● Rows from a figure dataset
****

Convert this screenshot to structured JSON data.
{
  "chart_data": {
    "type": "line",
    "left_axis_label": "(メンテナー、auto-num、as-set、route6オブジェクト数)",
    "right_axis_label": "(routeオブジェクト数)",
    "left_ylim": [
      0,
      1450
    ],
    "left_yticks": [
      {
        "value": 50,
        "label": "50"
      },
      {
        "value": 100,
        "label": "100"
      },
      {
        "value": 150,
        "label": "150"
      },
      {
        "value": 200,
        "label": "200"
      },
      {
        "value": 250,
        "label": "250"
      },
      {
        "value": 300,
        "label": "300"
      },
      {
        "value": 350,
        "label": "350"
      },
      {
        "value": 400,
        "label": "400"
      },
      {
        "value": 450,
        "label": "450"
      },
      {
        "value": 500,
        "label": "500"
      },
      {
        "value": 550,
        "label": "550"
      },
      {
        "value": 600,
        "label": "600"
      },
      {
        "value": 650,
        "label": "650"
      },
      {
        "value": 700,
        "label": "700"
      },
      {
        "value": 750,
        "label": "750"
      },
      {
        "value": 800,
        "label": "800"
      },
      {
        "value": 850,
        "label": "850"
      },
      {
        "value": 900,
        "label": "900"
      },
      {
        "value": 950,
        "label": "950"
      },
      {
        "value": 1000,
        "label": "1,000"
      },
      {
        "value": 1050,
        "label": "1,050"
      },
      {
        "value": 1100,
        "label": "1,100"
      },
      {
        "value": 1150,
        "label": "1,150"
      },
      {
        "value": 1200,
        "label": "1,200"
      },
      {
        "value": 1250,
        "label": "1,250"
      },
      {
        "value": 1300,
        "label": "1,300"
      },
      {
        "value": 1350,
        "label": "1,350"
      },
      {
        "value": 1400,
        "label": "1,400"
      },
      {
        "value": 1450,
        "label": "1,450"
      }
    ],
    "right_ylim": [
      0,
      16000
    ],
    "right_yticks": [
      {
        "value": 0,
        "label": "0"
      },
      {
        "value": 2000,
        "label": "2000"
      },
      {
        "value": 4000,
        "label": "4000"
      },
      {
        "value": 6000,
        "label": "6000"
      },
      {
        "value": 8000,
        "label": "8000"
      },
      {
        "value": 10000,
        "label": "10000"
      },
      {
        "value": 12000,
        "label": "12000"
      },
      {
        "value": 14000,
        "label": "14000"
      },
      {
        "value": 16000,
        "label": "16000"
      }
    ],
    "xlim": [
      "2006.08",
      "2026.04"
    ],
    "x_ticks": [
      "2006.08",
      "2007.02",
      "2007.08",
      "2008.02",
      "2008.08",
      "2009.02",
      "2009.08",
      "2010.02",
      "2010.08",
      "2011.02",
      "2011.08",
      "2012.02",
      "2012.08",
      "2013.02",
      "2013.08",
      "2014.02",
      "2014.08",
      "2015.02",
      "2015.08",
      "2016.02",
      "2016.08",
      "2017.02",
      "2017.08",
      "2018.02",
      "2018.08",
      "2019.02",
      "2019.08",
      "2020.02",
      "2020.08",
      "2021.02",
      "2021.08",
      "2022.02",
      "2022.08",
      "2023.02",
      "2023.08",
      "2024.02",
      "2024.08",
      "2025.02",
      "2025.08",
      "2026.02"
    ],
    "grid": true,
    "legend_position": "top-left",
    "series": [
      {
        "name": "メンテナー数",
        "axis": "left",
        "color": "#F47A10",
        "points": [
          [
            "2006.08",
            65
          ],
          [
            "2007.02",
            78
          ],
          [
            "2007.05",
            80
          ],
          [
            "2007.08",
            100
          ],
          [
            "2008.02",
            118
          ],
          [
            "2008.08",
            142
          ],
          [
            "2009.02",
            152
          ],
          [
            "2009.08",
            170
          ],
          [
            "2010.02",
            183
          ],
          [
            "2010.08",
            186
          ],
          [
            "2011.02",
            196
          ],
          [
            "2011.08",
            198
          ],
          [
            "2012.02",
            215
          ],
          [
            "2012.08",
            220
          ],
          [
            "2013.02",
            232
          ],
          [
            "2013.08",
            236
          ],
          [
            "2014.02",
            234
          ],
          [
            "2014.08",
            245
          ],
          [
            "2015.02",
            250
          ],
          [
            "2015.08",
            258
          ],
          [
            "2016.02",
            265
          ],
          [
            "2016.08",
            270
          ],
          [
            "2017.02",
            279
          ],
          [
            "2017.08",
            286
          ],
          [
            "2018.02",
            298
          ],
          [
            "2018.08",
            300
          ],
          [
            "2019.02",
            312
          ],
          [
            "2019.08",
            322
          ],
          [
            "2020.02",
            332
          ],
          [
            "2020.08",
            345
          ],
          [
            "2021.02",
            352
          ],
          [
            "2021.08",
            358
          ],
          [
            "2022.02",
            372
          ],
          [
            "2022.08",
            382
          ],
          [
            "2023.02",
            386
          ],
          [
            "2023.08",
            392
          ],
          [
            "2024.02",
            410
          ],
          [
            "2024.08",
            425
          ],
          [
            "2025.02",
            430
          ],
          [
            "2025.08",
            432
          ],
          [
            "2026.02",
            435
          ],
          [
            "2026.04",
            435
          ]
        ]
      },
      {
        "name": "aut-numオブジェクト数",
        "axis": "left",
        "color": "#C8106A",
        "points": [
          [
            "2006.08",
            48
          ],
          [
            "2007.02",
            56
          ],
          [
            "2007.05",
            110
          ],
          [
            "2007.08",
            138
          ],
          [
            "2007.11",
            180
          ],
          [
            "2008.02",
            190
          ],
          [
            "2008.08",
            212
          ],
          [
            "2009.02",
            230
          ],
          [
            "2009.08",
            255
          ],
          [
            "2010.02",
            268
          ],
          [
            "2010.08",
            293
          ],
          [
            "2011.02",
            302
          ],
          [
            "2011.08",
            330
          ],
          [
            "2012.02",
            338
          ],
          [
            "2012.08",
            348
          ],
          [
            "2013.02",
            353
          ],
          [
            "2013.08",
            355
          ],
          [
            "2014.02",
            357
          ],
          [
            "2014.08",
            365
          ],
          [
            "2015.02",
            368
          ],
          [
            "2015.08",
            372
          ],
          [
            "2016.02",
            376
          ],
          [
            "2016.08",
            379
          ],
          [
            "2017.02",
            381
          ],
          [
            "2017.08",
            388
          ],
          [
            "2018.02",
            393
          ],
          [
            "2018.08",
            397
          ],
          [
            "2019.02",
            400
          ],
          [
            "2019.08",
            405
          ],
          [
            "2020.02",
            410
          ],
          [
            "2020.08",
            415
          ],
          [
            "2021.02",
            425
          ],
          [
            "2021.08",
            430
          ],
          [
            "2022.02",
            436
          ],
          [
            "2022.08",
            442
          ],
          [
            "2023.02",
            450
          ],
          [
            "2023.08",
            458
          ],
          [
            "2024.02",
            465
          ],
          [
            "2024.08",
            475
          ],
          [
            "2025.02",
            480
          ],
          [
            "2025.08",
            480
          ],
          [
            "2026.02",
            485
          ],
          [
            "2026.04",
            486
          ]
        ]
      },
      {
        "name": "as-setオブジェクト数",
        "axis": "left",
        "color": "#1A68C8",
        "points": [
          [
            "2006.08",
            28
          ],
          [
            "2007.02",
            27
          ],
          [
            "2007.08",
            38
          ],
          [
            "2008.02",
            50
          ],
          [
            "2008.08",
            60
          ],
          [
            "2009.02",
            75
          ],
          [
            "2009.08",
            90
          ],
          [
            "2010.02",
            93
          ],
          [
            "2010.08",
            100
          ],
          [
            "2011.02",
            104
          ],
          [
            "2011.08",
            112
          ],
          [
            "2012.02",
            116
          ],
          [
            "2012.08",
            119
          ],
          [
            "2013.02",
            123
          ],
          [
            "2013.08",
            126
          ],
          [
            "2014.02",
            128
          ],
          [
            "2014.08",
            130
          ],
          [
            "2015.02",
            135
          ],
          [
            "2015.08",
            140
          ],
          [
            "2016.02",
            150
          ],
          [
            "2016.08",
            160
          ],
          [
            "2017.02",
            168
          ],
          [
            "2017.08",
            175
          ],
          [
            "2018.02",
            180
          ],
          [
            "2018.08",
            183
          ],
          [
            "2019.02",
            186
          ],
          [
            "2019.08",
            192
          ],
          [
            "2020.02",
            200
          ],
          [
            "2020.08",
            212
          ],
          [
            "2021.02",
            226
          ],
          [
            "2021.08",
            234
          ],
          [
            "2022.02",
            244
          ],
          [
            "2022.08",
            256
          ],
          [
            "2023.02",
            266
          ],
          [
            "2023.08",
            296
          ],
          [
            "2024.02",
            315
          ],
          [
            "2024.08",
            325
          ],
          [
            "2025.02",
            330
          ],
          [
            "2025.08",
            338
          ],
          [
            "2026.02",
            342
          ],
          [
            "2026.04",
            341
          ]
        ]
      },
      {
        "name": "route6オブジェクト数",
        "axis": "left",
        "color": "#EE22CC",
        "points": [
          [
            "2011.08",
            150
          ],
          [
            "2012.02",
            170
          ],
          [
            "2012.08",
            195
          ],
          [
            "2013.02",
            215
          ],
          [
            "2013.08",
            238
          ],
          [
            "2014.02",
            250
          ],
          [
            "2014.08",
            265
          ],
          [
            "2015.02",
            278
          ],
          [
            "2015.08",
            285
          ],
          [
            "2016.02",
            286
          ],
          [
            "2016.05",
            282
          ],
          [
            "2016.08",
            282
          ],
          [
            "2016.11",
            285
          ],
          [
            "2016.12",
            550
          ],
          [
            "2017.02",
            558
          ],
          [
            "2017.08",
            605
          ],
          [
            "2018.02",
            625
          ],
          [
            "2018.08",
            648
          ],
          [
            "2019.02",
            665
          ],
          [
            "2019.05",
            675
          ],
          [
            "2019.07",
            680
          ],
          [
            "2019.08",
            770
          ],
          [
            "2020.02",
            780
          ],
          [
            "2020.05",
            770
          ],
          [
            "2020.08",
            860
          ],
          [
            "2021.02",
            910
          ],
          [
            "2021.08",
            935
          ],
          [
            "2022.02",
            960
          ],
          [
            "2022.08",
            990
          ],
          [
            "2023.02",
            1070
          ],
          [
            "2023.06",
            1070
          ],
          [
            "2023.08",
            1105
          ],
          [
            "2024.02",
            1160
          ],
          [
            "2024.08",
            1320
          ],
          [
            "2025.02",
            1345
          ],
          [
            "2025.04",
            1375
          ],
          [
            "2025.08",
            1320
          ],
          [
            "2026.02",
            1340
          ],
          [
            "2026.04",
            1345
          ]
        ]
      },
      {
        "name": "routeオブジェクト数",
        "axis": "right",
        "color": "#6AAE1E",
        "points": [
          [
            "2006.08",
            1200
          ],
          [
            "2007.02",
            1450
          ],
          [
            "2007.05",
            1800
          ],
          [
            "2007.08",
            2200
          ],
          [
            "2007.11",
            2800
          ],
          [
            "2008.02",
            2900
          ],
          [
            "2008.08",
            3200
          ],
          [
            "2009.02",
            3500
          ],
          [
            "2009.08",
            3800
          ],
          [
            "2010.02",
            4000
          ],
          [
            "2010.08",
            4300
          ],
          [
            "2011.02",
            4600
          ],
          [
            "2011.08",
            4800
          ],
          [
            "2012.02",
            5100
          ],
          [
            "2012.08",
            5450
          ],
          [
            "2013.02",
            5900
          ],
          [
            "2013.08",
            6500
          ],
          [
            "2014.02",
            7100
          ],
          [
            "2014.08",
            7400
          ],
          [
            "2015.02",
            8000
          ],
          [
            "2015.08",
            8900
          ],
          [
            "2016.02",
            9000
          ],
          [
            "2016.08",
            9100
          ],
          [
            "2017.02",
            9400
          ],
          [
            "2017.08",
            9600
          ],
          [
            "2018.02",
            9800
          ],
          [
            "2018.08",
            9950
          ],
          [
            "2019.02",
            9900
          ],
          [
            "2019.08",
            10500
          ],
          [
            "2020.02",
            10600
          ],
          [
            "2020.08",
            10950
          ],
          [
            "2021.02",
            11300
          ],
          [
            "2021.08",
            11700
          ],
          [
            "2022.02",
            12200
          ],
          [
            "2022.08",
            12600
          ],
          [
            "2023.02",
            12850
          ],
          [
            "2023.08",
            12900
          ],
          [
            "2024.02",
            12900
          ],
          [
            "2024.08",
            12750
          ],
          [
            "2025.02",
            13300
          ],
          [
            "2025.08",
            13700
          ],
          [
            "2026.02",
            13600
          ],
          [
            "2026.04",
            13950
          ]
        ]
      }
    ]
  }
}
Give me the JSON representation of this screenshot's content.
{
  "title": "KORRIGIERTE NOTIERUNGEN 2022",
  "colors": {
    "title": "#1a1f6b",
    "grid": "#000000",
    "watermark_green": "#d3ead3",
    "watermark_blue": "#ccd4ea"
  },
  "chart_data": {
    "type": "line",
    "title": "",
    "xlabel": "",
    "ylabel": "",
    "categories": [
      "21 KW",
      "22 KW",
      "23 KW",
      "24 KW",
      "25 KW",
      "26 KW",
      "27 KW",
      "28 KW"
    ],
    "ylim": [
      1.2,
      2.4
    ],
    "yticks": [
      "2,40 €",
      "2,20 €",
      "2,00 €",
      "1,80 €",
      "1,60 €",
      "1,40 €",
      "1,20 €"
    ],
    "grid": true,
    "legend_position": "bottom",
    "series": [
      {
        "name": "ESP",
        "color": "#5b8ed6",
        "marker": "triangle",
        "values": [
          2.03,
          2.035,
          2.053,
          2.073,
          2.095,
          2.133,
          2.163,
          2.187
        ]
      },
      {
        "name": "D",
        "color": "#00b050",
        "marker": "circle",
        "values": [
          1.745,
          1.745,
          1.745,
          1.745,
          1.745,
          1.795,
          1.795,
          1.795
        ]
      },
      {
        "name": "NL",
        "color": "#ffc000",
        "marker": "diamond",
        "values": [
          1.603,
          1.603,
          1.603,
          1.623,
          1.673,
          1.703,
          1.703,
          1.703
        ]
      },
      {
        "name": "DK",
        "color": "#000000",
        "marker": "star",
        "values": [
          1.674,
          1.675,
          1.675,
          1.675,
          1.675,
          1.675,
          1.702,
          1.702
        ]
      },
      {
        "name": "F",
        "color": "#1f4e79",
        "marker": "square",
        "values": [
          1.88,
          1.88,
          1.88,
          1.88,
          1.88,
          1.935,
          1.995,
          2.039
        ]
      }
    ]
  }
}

****

● Problem details
All lines from the one containing "Give me the" through the end of the records, both ends included, are to be quoted exactly; please add nothing else.

● Expected answer
Give me the JSON representation of this screenshot's content.
{
  "title": "KORRIGIERTE NOTIERUNGEN 2022",
  "colors": {
    "title": "#1a1f6b",
    "grid": "#000000",
    "watermark_green": "#d3ead3",
    "watermark_blue": "#ccd4ea"
  },
  "chart_data": {
    "type": "line",
    "title": "",
    "xlabel": "",
    "ylabel": "",
    "categories": [
      "21 KW",
      "22 KW",
      "23 KW",
      "24 KW",
      "25 KW",
      "26 KW",
      "27 KW",
      "28 KW"
    ],
    "ylim": [
      1.2,
      2.4
    ],
    "yticks": [
      "2,40 €",
      "2,20 €",
      "2,00 €",
      "1,80 €",
      "1,60 €",
      "1,40 €",
      "1,20 €"
    ],
    "grid": true,
    "legend_position": "bottom",
    "series": [
      {
        "name": "ESP",
        "color": "#5b8ed6",
        "marker": "triangle",
        "values": [
          2.03,
          2.035,
          2.053,
          2.073,
          2.095,
          2.133,
          2.163,
          2.187
        ]
      },
      {
        "name": "D",
        "color": "#00b050",
        "marker": "circle",
        "values": [
          1.745,
          1.745,
          1.745,
          1.745,
          1.745,
          1.795,
          1.795,
          1.795
        ]
      },
      {
        "name": "NL",
        "color": "#ffc000",
        "marker": "diamond",
        "values": [
          1.603,
          1.603,
          1.603,
          1.623,
          1.673,
          1.703,
          1.703,
          1.703
        ]
      },
      {
        "name": "DK",
        "color": "#000000",
        "marker": "star",
        "values": [
          1.674,
          1.675,
          1.675,
          1.675,
          1.675,
          1.675,
          1.702,
          1.702
        ]
      },
      {
        "name": "F",
        "color": "#1f4e79",
        "marker": "square",
        "values": [
          1.88,
          1.88,
          1.88,
          1.88,
          1.88,
          1.935,
          1.995,
          2.039
        ]
      }
    ]
  }
}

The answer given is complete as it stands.